Exercise goal: Scan each line of the records for the word "will" and extract the ones that have it.

Material for this exercise:
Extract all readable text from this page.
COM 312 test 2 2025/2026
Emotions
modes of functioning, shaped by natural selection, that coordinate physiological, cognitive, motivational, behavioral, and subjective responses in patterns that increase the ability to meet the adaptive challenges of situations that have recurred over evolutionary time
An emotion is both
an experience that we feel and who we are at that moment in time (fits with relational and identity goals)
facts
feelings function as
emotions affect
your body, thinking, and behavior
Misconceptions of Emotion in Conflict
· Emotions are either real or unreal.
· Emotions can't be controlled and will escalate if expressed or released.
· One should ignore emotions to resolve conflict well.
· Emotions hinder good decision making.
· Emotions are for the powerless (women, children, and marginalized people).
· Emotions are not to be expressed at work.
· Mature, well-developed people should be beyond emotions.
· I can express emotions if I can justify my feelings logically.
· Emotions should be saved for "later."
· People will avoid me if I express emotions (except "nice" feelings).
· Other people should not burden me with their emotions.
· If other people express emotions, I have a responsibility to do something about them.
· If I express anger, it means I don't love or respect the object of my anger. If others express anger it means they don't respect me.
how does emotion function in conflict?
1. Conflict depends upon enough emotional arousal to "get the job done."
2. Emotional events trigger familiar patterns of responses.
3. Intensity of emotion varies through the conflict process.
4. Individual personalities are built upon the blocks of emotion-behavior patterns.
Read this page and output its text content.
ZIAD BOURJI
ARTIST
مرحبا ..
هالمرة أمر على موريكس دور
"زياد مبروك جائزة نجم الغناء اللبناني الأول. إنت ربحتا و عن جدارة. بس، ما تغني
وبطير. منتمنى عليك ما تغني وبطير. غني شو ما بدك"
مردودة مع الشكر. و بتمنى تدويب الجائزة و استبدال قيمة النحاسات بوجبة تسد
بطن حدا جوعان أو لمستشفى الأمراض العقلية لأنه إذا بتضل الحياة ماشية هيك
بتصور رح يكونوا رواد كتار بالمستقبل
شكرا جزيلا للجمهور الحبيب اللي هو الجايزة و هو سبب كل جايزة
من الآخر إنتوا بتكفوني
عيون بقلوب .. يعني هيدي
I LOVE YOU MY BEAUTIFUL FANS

Result of the exercise:
· Emotions can't be controlled and will escalate if expressed or released.
· People will avoid me if I express emotions (except "nice" feelings).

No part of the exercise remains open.